* What the task asks *
Wherever the string "animation" appears in a line, extract that line.

─── Working data

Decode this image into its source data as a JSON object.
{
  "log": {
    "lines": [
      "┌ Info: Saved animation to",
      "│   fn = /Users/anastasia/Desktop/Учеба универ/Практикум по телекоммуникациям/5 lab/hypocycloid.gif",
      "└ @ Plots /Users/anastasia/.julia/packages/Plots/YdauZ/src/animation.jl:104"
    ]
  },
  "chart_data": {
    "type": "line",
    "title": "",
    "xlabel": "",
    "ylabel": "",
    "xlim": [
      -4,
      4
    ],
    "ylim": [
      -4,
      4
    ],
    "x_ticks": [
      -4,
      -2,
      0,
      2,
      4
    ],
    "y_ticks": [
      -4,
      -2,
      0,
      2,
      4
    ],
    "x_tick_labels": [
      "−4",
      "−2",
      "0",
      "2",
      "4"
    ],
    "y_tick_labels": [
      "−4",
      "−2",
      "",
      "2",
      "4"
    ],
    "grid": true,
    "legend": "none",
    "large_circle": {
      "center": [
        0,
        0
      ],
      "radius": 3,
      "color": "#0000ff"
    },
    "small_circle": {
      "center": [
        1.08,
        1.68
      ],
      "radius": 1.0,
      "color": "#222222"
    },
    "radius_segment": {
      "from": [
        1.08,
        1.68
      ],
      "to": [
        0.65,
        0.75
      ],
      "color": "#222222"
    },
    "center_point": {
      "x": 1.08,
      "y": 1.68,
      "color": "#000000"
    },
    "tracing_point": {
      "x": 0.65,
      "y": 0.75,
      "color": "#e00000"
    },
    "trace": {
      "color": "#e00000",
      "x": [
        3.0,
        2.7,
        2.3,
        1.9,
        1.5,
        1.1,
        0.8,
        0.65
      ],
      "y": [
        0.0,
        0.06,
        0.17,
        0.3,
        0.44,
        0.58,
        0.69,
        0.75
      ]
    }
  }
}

──────

* Output below *
      "┌ Info: Saved animation to",
      "└ @ Plots /Users/anastasia/.julia/packages/Plots/YdauZ/src/animation.jl:104"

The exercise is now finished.